[Stored records]
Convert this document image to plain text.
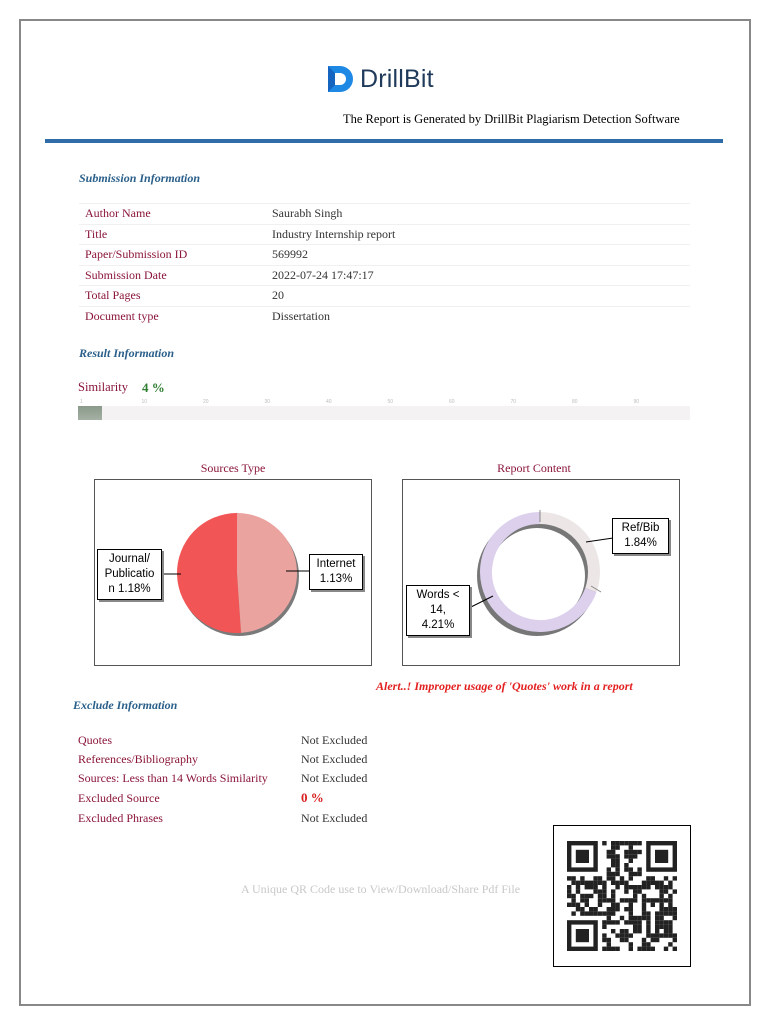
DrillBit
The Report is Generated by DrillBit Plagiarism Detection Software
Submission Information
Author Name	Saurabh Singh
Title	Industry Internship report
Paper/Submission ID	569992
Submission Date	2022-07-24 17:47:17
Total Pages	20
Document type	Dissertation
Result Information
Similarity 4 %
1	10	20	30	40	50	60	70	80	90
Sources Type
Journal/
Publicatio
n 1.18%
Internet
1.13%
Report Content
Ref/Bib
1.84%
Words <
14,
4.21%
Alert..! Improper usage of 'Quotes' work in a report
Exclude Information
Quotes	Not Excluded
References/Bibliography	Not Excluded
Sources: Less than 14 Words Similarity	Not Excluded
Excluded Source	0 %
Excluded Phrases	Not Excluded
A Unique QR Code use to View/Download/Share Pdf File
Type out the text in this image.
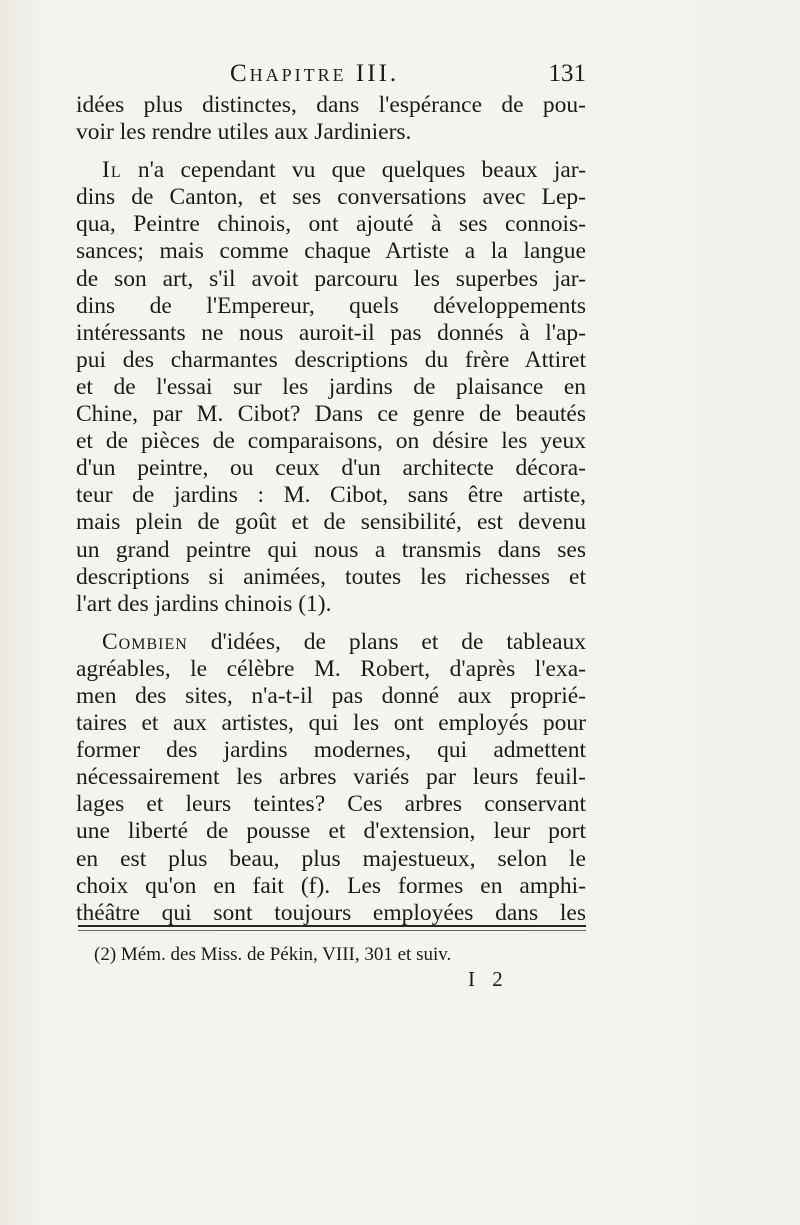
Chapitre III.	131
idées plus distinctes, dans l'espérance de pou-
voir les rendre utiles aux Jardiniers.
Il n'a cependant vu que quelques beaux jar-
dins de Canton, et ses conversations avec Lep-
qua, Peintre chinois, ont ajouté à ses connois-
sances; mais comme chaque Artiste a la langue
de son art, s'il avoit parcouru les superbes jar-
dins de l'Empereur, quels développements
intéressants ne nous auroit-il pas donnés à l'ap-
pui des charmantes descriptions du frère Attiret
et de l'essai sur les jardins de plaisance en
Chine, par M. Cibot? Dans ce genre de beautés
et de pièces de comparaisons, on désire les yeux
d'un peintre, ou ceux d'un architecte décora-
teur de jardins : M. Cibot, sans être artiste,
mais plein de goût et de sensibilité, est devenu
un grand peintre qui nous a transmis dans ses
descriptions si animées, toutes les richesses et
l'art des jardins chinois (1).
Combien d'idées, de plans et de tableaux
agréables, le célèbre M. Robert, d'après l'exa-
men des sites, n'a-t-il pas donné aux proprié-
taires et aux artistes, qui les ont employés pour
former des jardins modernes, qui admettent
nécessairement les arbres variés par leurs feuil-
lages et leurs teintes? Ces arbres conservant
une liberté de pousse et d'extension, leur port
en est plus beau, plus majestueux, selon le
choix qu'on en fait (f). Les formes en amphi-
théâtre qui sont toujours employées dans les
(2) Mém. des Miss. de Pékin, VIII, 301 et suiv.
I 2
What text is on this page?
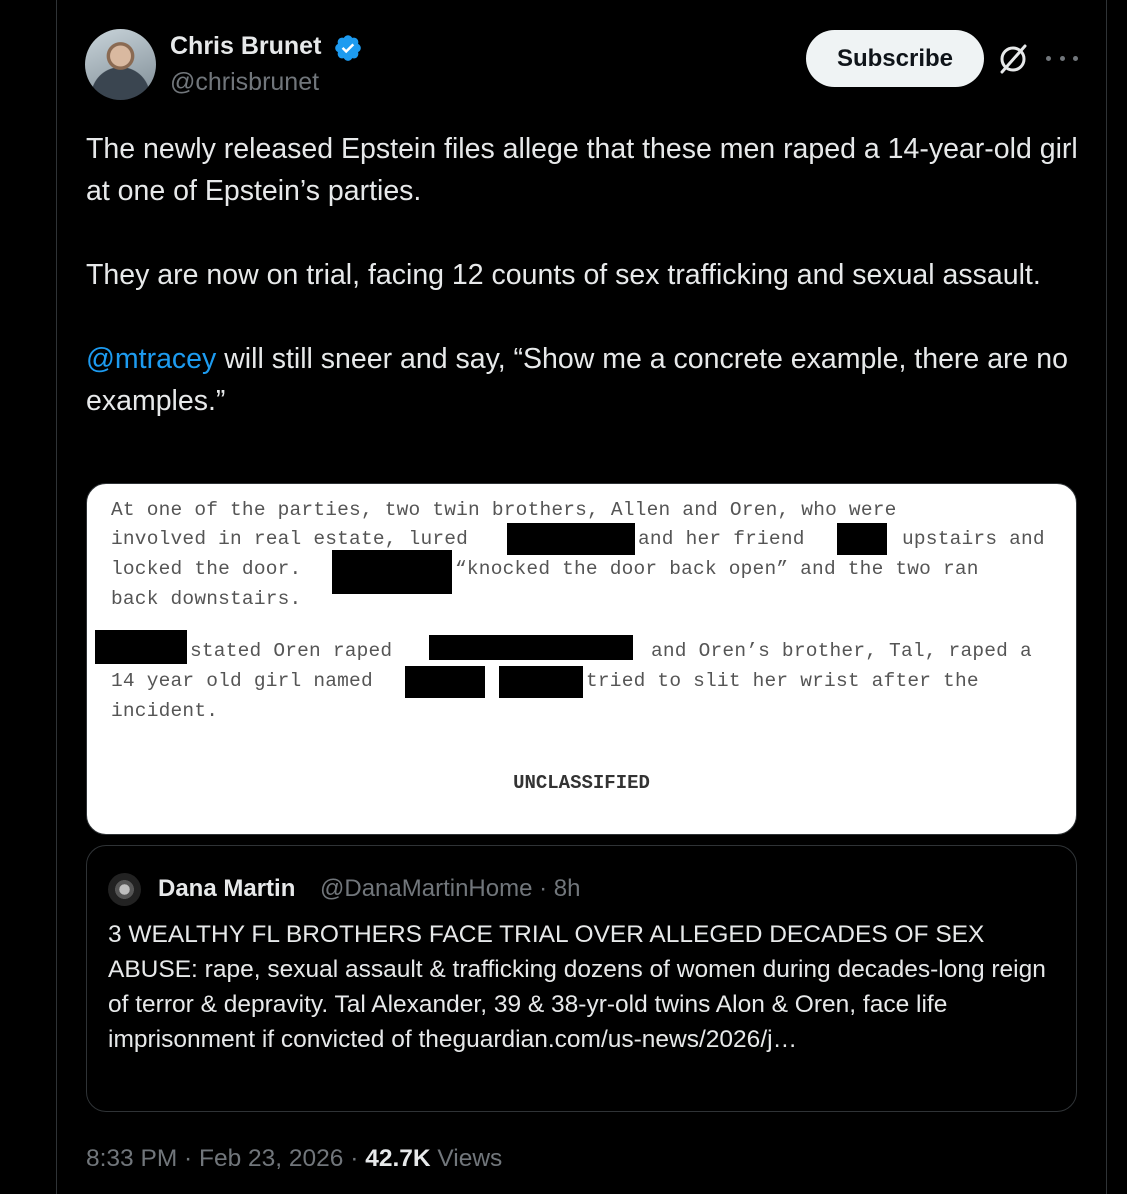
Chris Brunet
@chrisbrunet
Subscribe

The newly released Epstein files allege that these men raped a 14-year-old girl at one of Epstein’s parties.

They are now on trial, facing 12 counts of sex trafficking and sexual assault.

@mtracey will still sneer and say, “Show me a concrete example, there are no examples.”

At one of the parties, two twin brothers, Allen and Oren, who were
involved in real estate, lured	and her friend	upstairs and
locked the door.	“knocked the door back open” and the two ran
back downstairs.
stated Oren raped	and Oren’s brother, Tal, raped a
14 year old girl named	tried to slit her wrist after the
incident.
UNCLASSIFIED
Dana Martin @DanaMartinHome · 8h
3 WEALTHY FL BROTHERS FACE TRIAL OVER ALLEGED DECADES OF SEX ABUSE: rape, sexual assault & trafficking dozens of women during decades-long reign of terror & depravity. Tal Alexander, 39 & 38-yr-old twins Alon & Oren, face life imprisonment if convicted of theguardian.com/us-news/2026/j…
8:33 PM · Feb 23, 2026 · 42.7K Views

# Exercise goal:
Pull out all lines from the entries above that include the word "idées".

# Exercise solution:
idées plus distinctes, dans l'espérance de pou-
Combien d'idées, de plans et de tableaux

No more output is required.